*TASK INSTRUCTIONS*:
Tally all lines containing the word "name". Give the number alone.

Dataset entries
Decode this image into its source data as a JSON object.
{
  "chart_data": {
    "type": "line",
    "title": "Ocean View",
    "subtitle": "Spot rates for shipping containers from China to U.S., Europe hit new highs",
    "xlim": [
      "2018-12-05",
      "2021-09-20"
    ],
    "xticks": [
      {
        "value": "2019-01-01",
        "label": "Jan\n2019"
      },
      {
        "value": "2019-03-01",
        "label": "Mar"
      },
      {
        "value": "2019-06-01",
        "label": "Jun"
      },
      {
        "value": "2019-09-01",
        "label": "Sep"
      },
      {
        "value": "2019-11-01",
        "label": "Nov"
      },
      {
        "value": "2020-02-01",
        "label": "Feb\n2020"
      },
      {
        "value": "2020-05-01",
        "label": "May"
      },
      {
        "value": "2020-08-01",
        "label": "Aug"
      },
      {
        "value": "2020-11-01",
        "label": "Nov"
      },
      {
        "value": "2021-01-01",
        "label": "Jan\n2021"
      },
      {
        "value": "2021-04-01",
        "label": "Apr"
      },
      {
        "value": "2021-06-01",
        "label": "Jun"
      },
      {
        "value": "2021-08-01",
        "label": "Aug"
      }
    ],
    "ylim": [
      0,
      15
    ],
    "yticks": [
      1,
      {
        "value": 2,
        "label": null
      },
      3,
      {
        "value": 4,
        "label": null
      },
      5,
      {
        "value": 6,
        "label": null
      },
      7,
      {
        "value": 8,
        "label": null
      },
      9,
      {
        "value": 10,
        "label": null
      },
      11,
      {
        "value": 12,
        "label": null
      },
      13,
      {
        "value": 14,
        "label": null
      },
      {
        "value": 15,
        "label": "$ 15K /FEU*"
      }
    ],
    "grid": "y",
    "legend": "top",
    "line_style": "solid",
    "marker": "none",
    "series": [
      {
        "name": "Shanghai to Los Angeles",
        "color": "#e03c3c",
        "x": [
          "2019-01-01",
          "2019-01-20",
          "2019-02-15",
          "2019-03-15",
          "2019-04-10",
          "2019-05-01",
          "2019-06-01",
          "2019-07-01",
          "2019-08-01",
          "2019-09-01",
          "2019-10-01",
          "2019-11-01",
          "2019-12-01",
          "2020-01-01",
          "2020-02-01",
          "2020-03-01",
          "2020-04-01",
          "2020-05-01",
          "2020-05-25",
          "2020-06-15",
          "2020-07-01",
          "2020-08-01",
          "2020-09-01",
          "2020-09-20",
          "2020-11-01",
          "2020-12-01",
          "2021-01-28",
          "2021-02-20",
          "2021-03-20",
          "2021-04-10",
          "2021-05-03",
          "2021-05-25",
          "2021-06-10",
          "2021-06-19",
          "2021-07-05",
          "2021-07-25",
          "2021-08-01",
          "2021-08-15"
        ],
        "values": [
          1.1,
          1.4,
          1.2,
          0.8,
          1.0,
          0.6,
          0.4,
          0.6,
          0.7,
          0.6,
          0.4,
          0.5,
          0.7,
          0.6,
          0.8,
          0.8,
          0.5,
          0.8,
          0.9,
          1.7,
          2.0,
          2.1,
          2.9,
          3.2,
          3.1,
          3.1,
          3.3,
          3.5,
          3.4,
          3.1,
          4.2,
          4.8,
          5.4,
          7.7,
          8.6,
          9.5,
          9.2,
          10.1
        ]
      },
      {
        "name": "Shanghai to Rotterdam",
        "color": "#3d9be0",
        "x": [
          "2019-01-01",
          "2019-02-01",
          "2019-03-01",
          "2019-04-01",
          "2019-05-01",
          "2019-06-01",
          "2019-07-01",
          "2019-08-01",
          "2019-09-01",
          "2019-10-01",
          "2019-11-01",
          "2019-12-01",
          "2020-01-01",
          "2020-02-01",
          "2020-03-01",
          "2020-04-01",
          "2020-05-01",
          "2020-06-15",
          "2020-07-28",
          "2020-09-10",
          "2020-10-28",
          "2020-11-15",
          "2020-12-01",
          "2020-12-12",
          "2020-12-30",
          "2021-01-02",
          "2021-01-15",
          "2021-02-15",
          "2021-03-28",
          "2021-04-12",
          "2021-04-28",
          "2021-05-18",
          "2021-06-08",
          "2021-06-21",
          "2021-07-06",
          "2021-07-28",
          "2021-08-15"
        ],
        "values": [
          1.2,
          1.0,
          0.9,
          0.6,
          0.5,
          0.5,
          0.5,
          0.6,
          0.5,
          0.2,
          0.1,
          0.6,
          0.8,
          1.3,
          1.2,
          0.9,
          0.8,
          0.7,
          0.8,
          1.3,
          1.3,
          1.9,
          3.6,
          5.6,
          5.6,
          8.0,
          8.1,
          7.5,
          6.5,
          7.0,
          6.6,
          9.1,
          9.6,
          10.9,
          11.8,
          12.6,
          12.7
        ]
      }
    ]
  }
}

*ANSWER*:
2